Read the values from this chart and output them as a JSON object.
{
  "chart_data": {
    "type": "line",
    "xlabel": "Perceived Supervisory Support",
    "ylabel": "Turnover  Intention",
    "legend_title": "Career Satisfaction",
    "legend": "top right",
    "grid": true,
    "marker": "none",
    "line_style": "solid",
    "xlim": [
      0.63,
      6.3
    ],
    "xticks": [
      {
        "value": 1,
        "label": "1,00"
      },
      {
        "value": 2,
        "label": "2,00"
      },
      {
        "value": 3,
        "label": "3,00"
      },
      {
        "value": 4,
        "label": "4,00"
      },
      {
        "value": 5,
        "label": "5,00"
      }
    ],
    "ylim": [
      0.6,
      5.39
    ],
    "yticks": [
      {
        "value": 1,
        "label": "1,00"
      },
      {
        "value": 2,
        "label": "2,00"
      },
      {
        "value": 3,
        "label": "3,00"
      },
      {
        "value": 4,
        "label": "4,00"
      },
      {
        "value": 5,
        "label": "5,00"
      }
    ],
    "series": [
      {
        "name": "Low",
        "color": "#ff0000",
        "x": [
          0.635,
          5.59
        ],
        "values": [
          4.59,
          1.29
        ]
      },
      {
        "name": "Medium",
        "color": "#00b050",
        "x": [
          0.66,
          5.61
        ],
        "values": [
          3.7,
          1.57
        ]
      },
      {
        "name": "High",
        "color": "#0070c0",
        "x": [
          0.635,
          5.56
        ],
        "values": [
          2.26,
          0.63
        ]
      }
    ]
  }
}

**Task objective**
All of the lines above must be returned exactly.

**Full answer**
Read the values from this chart and output them as a JSON object.
{
  "chart_data": {
    "type": "line",
    "xlabel": "Perceived Supervisory Support",
    "ylabel": "Turnover  Intention",
    "legend_title": "Career Satisfaction",
    "legend": "top right",
    "grid": true,
    "marker": "none",
    "line_style": "solid",
    "xlim": [
      0.63,
      6.3
    ],
    "xticks": [
      {
        "value": 1,
        "label": "1,00"
      },
      {
        "value": 2,
        "label": "2,00"
      },
      {
        "value": 3,
        "label": "3,00"
      },
      {
        "value": 4,
        "label": "4,00"
      },
      {
        "value": 5,
        "label": "5,00"
      }
    ],
    "ylim": [
      0.6,
      5.39
    ],
    "yticks": [
      {
        "value": 1,
        "label": "1,00"
      },
      {
        "value": 2,
        "label": "2,00"
      },
      {
        "value": 3,
        "label": "3,00"
      },
      {
        "value": 4,
        "label": "4,00"
      },
      {
        "value": 5,
        "label": "5,00"
      }
    ],
    "series": [
      {
        "name": "Low",
        "color": "#ff0000",
        "x": [
          0.635,
          5.59
        ],
        "values": [
          4.59,
          1.29
        ]
      },
      {
        "name": "Medium",
        "color": "#00b050",
        "x": [
          0.66,
          5.61
        ],
        "values": [
          3.7,
          1.57
        ]
      },
      {
        "name": "High",
        "color": "#0070c0",
        "x": [
          0.635,
          5.56
        ],
        "values": [
          2.26,
          0.63
        ]
      }
    ]
  }
}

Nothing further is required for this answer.